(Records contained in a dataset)
━━━━━━━━━━━━━━━━━━━━━━━━━━━━━━

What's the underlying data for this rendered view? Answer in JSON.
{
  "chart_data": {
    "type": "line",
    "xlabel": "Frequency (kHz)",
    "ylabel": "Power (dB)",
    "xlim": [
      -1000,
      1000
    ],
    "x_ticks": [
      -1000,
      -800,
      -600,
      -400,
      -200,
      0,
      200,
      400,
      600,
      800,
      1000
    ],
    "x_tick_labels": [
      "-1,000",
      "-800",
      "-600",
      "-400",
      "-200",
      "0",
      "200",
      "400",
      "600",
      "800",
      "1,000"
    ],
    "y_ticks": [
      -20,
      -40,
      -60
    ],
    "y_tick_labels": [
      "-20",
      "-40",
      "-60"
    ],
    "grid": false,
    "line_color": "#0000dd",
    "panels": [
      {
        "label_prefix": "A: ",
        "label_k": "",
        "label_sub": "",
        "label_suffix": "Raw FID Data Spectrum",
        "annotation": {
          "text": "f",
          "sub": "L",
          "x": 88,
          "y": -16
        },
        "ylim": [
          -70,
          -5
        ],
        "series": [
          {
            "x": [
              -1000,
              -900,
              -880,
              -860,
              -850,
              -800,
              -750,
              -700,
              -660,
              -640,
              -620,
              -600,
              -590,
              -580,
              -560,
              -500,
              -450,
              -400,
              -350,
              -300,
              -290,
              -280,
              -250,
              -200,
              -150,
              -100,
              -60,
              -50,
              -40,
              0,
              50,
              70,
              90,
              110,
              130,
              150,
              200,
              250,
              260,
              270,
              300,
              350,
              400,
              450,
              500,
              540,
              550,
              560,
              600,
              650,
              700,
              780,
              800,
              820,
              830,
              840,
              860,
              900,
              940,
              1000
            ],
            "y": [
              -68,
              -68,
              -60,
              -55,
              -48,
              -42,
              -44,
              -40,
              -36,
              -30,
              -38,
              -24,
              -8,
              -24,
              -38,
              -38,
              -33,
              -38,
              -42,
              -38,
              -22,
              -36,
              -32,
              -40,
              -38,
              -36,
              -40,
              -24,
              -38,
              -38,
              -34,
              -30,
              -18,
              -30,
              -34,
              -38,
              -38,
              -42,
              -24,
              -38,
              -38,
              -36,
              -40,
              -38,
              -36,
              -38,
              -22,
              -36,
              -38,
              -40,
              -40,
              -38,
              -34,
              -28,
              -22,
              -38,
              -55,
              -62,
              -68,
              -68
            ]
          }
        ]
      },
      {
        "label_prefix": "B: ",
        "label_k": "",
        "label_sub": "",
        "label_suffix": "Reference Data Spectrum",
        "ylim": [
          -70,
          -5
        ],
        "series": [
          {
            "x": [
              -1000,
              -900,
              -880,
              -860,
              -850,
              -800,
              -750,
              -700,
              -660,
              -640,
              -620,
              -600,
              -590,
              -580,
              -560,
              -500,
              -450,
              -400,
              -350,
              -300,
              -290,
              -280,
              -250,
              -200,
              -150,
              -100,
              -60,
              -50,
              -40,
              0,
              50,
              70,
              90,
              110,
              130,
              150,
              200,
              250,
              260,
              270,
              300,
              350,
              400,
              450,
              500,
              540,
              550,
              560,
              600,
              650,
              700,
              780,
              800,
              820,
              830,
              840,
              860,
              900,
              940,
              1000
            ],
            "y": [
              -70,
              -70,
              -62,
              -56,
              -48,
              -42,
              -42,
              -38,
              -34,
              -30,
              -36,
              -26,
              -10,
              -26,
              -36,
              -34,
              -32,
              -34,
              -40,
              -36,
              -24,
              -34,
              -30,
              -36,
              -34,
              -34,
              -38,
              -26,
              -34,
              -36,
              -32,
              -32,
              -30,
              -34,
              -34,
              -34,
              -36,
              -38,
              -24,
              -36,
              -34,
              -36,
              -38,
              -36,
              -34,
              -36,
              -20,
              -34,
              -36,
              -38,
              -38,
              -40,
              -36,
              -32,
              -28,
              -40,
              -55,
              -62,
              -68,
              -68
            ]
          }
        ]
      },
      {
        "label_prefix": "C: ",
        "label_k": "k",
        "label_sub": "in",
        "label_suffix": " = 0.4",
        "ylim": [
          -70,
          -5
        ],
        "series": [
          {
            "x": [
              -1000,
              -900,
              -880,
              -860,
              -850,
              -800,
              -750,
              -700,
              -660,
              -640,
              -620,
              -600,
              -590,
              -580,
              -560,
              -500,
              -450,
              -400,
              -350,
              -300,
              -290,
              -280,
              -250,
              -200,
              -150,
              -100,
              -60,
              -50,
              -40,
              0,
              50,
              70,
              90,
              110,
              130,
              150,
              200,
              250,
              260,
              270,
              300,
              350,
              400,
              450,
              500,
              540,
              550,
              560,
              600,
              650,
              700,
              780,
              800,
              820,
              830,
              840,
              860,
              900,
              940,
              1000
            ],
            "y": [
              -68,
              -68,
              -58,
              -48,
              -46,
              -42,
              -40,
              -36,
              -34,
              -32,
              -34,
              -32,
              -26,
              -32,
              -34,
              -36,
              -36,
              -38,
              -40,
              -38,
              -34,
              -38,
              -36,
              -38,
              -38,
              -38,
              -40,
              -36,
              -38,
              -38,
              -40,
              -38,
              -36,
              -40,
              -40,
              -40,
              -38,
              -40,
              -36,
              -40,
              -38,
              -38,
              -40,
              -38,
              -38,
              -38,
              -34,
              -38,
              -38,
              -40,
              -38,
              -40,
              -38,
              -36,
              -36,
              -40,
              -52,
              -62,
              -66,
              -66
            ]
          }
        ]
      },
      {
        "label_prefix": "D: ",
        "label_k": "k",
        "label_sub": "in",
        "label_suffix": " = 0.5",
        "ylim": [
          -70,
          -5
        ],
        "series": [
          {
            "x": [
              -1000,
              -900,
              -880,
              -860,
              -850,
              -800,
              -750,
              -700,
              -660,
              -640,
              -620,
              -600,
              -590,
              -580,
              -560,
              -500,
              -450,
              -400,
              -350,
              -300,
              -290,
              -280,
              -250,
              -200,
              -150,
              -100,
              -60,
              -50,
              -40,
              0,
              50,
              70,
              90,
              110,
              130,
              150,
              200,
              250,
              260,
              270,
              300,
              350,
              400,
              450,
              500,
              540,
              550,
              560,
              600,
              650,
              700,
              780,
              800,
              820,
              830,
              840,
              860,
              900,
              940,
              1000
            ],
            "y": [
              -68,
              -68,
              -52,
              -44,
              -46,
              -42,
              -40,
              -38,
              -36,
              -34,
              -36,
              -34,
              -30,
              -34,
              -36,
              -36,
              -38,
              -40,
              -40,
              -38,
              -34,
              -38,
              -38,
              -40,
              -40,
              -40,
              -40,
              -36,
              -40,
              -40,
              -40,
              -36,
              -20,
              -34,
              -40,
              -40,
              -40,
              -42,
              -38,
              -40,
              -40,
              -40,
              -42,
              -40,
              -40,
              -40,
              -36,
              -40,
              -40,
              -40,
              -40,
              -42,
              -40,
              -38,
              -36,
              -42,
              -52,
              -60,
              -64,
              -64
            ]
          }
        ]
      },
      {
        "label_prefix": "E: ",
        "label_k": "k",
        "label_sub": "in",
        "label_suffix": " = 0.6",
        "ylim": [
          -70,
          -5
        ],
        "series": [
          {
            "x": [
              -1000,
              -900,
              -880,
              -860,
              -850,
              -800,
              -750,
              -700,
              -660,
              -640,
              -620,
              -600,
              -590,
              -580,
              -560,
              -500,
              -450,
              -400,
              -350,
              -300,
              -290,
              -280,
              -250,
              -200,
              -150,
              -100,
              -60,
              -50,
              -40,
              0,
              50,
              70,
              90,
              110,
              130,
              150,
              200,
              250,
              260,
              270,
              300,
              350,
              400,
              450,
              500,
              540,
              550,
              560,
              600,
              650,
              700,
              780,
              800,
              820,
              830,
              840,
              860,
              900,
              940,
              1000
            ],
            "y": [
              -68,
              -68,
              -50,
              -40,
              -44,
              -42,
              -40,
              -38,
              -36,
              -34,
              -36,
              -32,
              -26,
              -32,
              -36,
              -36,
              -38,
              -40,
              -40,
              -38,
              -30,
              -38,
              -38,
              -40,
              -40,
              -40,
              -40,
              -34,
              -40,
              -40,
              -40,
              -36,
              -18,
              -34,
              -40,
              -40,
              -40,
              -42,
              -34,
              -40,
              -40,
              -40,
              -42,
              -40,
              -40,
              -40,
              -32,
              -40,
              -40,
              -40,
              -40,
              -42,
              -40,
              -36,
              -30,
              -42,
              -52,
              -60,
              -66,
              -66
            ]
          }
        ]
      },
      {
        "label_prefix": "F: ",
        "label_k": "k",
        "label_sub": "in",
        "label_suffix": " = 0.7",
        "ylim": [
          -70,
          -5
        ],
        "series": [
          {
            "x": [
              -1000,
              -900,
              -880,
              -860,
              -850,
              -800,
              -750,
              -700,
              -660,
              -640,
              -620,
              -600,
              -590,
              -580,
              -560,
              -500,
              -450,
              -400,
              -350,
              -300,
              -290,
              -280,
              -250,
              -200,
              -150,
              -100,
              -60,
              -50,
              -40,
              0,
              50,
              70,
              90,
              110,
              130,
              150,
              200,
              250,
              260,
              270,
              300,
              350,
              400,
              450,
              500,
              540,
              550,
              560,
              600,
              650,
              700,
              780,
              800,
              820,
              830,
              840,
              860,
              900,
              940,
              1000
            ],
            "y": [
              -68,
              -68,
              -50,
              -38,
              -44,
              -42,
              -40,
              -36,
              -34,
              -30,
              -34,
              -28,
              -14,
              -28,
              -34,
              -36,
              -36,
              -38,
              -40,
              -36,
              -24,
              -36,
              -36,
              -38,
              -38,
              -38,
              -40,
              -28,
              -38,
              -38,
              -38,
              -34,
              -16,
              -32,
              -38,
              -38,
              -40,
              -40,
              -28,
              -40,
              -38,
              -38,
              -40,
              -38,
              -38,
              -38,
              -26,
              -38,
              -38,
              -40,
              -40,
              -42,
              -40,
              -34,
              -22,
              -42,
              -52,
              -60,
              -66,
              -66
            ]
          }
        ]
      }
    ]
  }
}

━━━━━━━━━━━━━━━━━━━━━━━━━━━━━━

Across the entries above, how many lines contain "Spectrum"? Provide only the count.

2